(Provided records)
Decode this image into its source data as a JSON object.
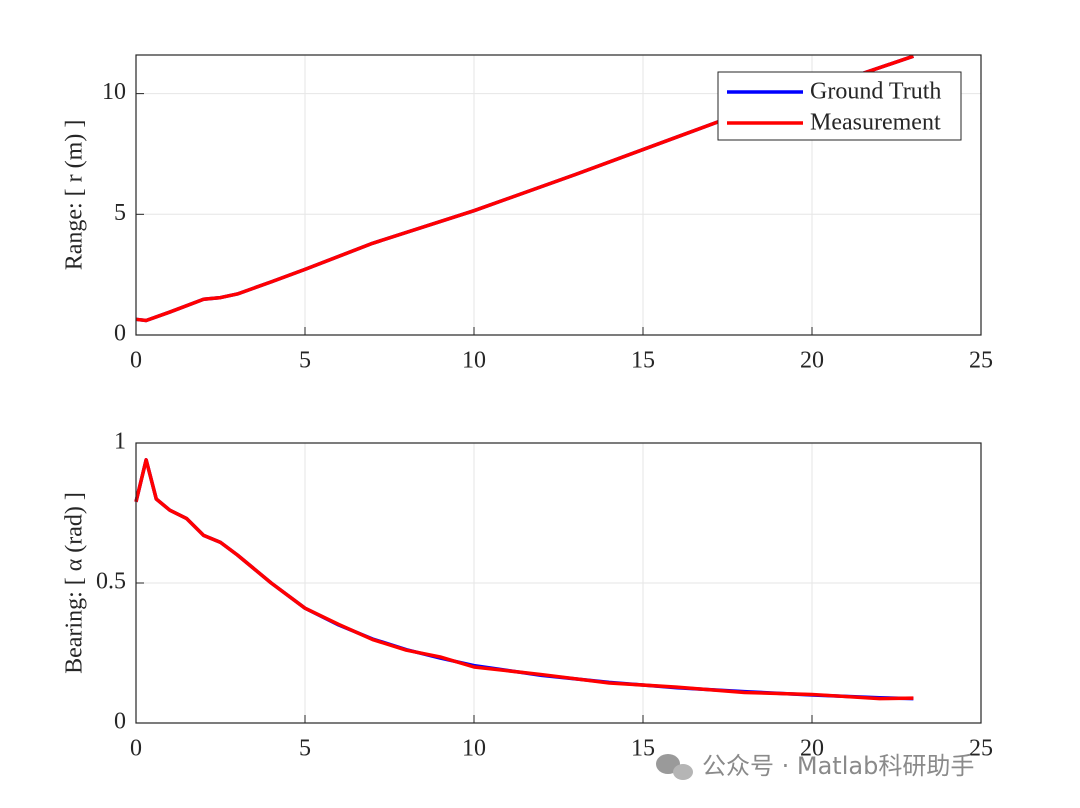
{
  "chart_data": [
    {
      "type": "line",
      "ylabel": "Range: [ r (m) ]",
      "x": [
        0,
        0.3,
        1,
        2,
        2.5,
        3,
        4,
        5,
        7,
        10,
        13,
        16,
        19,
        21,
        23
      ],
      "series": [
        {
          "name": "Ground Truth",
          "color": "#0000ff",
          "values": [
            0.65,
            0.6,
            0.95,
            1.48,
            1.55,
            1.7,
            2.2,
            2.72,
            3.8,
            5.15,
            6.65,
            8.2,
            9.75,
            10.6,
            11.55
          ]
        },
        {
          "name": "Measurement",
          "color": "#ff0000",
          "values": [
            0.65,
            0.6,
            0.95,
            1.48,
            1.55,
            1.7,
            2.2,
            2.72,
            3.8,
            5.15,
            6.65,
            8.2,
            9.75,
            10.6,
            11.55
          ]
        }
      ],
      "xlim": [
        0,
        25
      ],
      "xticks": [
        0,
        5,
        10,
        15,
        20,
        25
      ],
      "ylim": [
        0,
        11.6
      ],
      "yticks": [
        0,
        5,
        10
      ],
      "grid": true,
      "legend": "northeast"
    },
    {
      "type": "line",
      "ylabel": "Bearing: [ α (rad) ]",
      "x": [
        0,
        0.3,
        0.6,
        1,
        1.5,
        2,
        2.5,
        3,
        4,
        5,
        6,
        7,
        8,
        9,
        10,
        12,
        14,
        16,
        18,
        20,
        22,
        23
      ],
      "series": [
        {
          "color": "#0000ff",
          "values": [
            0.79,
            0.94,
            0.8,
            0.76,
            0.73,
            0.67,
            0.645,
            0.6,
            0.5,
            0.41,
            0.35,
            0.3,
            0.262,
            0.232,
            0.205,
            0.17,
            0.145,
            0.126,
            0.112,
            0.1,
            0.09,
            0.087
          ]
        },
        {
          "color": "#ff0000",
          "values": [
            0.79,
            0.94,
            0.8,
            0.76,
            0.73,
            0.67,
            0.645,
            0.6,
            0.5,
            0.41,
            0.352,
            0.298,
            0.26,
            0.236,
            0.2,
            0.173,
            0.143,
            0.128,
            0.109,
            0.102,
            0.087,
            0.089
          ]
        }
      ],
      "xlim": [
        0,
        25
      ],
      "xticks": [
        0,
        5,
        10,
        15,
        20,
        25
      ],
      "ylim": [
        0,
        1
      ],
      "yticks": [
        0,
        0.5,
        1
      ],
      "grid": true
    }
  ],
  "watermark": "公众号 · Matlab科研助手"
}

(What the task asks)
Repeat the lines above exactly, and keep every picture out.

(Correct response)
Decode this image into its source data as a JSON object.
{
  "chart_data": [
    {
      "type": "line",
      "ylabel": "Range: [ r (m) ]",
      "x": [
        0,
        0.3,
        1,
        2,
        2.5,
        3,
        4,
        5,
        7,
        10,
        13,
        16,
        19,
        21,
        23
      ],
      "series": [
        {
          "name": "Ground Truth",
          "color": "#0000ff",
          "values": [
            0.65,
            0.6,
            0.95,
            1.48,
            1.55,
            1.7,
            2.2,
            2.72,
            3.8,
            5.15,
            6.65,
            8.2,
            9.75,
            10.6,
            11.55
          ]
        },
        {
          "name": "Measurement",
          "color": "#ff0000",
          "values": [
            0.65,
            0.6,
            0.95,
            1.48,
            1.55,
            1.7,
            2.2,
            2.72,
            3.8,
            5.15,
            6.65,
            8.2,
            9.75,
            10.6,
            11.55
          ]
        }
      ],
      "xlim": [
        0,
        25
      ],
      "xticks": [
        0,
        5,
        10,
        15,
        20,
        25
      ],
      "ylim": [
        0,
        11.6
      ],
      "yticks": [
        0,
        5,
        10
      ],
      "grid": true,
      "legend": "northeast"
    },
    {
      "type": "line",
      "ylabel": "Bearing: [ α (rad) ]",
      "x": [
        0,
        0.3,
        0.6,
        1,
        1.5,
        2,
        2.5,
        3,
        4,
        5,
        6,
        7,
        8,
        9,
        10,
        12,
        14,
        16,
        18,
        20,
        22,
        23
      ],
      "series": [
        {
          "color": "#0000ff",
          "values": [
            0.79,
            0.94,
            0.8,
            0.76,
            0.73,
            0.67,
            0.645,
            0.6,
            0.5,
            0.41,
            0.35,
            0.3,
            0.262,
            0.232,
            0.205,
            0.17,
            0.145,
            0.126,
            0.112,
            0.1,
            0.09,
            0.087
          ]
        },
        {
          "color": "#ff0000",
          "values": [
            0.79,
            0.94,
            0.8,
            0.76,
            0.73,
            0.67,
            0.645,
            0.6,
            0.5,
            0.41,
            0.352,
            0.298,
            0.26,
            0.236,
            0.2,
            0.173,
            0.143,
            0.128,
            0.109,
            0.102,
            0.087,
            0.089
          ]
        }
      ],
      "xlim": [
        0,
        25
      ],
      "xticks": [
        0,
        5,
        10,
        15,
        20,
        25
      ],
      "ylim": [
        0,
        1
      ],
      "yticks": [
        0,
        0.5,
        1
      ],
      "grid": true
    }
  ],
  "watermark": "公众号 · Matlab科研助手"
}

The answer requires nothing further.